* START Data listing *

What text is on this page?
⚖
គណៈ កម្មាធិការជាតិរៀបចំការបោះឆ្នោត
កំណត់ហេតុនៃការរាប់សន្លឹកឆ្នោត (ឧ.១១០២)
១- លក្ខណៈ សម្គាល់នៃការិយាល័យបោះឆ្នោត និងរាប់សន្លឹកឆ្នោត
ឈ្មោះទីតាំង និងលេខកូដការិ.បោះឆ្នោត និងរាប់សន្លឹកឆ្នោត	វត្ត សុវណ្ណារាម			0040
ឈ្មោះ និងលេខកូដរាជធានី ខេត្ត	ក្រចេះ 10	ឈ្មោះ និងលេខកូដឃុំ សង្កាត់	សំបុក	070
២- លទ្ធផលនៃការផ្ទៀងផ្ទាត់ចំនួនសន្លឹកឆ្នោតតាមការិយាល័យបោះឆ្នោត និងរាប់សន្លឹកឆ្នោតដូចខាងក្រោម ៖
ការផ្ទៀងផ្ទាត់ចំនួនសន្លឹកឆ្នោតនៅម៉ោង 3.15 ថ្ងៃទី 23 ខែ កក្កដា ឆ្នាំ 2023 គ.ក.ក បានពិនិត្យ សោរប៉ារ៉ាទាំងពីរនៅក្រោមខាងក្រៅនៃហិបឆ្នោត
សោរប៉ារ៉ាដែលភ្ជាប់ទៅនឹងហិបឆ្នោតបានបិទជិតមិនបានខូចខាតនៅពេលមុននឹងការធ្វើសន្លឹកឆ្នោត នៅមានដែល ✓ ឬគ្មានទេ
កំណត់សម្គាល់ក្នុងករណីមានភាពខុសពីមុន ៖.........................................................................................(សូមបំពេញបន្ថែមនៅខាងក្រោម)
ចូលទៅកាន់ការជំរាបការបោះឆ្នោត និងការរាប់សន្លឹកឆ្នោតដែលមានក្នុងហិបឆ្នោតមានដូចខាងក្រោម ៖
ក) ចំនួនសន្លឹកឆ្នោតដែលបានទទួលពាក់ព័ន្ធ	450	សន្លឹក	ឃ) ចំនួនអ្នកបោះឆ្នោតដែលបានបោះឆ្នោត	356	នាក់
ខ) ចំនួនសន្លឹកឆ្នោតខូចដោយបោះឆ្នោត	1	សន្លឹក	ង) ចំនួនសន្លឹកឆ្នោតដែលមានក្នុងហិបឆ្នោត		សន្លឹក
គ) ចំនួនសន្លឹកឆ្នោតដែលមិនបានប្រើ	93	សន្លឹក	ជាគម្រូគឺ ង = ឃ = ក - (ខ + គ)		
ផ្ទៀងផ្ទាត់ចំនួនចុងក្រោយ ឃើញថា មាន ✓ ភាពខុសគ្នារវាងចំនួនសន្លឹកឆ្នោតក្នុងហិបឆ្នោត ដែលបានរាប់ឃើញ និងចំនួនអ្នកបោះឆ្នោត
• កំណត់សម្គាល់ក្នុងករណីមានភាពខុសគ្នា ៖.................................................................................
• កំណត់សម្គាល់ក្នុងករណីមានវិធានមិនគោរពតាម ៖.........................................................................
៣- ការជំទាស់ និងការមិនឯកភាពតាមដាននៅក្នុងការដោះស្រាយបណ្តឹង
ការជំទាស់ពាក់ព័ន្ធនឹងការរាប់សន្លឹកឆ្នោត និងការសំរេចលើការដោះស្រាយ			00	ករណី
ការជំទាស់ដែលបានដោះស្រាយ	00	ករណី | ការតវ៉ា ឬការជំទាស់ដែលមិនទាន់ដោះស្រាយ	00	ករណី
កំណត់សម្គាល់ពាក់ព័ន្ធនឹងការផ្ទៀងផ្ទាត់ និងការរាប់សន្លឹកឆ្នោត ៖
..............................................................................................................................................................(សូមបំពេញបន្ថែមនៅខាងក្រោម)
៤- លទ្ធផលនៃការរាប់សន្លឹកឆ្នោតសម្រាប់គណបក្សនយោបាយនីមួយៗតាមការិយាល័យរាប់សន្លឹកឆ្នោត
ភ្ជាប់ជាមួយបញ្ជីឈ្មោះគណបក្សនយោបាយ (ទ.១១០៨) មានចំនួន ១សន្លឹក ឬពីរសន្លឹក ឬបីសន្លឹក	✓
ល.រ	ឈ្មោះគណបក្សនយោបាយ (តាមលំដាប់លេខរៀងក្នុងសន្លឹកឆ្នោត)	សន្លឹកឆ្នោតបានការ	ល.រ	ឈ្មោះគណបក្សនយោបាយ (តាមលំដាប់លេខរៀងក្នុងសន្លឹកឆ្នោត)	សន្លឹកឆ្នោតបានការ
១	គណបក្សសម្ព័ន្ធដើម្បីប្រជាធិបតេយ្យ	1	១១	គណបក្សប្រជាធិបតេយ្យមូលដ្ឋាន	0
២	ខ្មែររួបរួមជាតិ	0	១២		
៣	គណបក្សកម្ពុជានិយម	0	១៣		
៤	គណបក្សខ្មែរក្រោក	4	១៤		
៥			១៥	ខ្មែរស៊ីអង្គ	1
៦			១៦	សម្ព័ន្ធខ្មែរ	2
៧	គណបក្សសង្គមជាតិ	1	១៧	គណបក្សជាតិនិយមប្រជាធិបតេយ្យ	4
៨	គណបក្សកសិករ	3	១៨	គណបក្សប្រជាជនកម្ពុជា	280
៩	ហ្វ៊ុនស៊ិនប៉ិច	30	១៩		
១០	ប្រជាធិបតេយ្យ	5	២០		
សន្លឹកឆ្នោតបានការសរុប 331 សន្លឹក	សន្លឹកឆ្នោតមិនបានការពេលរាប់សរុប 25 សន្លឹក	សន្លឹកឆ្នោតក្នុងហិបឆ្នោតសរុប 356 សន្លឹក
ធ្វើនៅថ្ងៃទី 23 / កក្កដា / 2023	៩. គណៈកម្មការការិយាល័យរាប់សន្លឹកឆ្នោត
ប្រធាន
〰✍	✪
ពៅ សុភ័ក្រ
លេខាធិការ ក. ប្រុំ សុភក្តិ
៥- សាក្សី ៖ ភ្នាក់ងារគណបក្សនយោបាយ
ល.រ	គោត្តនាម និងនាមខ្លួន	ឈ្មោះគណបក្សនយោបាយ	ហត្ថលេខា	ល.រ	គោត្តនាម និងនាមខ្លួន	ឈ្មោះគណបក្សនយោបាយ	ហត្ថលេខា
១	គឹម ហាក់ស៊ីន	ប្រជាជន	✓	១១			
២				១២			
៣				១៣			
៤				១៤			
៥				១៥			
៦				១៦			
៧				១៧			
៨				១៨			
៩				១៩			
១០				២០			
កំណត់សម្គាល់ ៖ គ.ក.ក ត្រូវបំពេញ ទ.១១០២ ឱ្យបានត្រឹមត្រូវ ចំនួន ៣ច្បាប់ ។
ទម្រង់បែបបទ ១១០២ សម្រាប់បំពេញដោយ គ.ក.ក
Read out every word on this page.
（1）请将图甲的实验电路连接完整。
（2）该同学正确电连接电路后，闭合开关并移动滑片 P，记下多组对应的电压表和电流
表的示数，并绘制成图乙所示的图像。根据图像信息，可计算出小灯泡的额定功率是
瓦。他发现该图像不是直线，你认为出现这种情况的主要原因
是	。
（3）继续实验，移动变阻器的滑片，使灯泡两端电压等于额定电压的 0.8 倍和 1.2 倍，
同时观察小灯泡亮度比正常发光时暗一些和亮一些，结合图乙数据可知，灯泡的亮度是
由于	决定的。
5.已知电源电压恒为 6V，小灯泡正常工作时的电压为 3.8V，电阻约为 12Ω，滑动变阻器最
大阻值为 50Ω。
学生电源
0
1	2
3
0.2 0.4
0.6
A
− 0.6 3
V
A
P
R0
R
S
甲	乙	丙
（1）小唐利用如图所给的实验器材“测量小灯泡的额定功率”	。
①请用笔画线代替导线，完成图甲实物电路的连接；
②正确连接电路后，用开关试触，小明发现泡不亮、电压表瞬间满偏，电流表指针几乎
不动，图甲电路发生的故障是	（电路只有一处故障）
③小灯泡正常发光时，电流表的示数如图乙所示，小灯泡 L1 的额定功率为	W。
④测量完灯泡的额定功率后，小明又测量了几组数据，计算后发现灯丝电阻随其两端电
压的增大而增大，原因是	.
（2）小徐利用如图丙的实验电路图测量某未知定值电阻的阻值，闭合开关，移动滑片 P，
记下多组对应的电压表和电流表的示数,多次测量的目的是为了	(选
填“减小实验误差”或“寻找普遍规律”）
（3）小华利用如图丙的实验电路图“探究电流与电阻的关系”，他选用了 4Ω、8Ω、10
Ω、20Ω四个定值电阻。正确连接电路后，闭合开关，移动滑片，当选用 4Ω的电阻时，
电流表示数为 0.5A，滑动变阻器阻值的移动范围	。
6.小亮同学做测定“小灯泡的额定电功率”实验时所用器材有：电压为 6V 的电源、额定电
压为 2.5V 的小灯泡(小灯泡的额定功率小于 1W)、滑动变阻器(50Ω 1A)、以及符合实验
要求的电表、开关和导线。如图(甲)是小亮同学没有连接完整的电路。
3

* END Data listing *

To do — Select every line above that contains the word "page", and copy it.

Completed task —
What text is on this page?
Read out every word on this page.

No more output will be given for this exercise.